**Problem statement:**
Copy down every line where the string "begins" shows up.

**Exercise data:**
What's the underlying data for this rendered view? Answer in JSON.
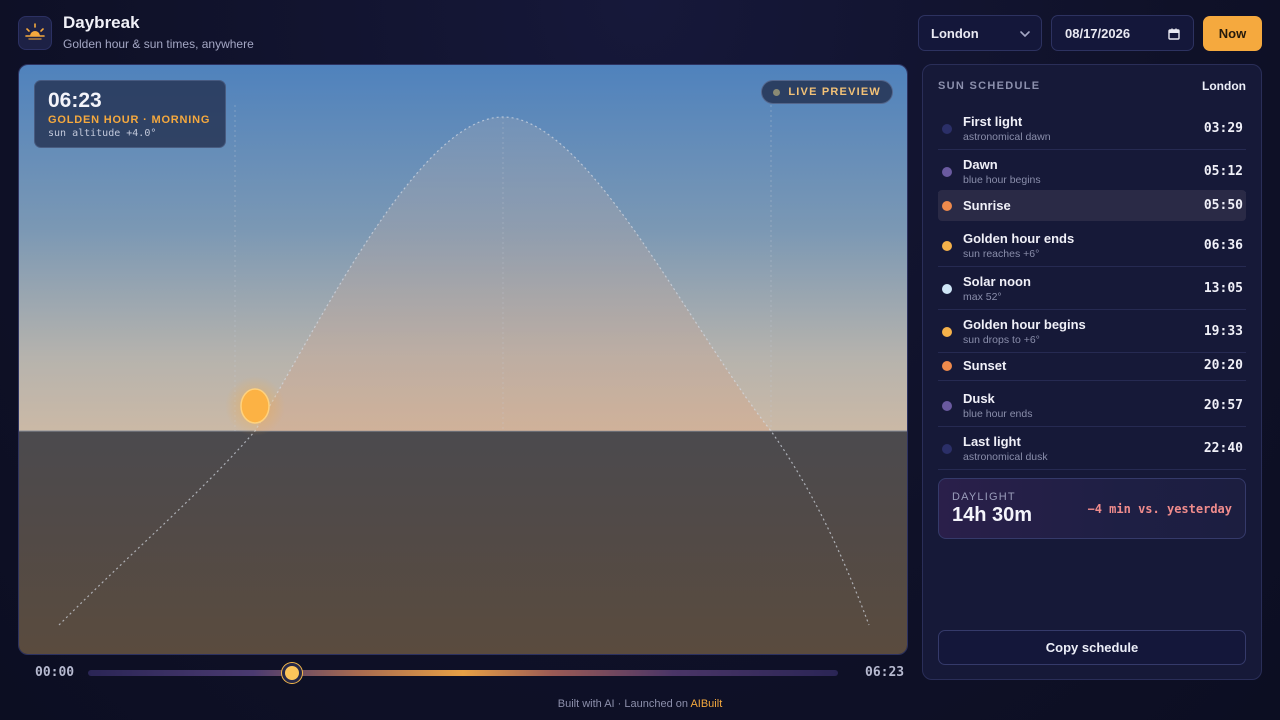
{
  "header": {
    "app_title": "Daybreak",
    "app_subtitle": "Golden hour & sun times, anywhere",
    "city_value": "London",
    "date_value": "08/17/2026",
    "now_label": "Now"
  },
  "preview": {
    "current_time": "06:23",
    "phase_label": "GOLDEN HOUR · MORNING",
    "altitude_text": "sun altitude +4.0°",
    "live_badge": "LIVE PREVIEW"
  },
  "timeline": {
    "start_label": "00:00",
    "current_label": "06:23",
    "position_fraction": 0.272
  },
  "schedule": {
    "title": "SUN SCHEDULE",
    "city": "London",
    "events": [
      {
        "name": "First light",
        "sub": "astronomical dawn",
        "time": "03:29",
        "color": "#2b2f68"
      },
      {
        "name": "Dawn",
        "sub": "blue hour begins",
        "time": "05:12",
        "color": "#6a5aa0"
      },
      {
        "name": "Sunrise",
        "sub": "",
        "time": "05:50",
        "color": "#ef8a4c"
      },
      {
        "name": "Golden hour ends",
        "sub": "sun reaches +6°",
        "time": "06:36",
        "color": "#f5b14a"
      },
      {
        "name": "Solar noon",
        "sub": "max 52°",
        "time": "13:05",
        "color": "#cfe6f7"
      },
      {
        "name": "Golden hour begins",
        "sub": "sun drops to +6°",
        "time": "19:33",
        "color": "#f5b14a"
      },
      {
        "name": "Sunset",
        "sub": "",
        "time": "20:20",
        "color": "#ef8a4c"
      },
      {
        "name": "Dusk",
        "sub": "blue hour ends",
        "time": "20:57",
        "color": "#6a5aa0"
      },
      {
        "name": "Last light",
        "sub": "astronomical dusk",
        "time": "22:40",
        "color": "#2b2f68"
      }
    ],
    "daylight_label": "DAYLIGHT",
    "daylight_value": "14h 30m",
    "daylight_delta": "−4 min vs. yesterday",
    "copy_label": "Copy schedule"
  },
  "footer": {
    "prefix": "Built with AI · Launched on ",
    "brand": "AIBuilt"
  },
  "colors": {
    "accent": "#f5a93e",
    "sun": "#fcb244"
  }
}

* * *

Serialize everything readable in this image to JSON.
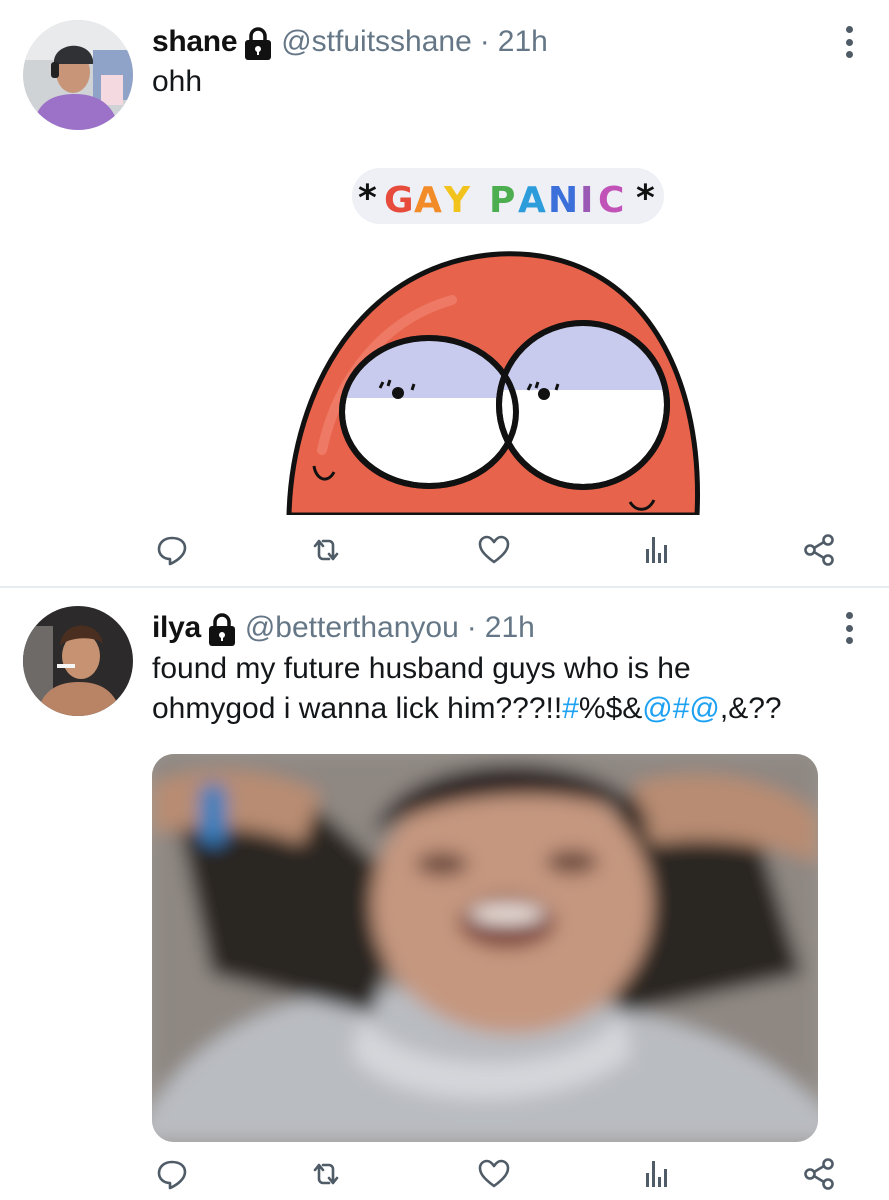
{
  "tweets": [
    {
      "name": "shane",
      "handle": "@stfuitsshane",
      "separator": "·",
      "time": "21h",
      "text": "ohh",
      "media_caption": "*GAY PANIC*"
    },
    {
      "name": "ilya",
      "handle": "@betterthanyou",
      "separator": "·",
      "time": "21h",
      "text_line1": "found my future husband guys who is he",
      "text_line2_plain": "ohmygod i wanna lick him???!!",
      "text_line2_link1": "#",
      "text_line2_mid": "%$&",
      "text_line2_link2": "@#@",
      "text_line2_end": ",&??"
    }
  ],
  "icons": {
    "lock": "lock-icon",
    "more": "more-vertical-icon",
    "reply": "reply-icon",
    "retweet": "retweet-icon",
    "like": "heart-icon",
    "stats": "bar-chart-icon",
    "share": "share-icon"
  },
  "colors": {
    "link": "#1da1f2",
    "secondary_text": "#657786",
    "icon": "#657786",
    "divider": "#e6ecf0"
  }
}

**Exercise response:**
        "sub": "blue hour begins",
        "name": "Golden hour begins",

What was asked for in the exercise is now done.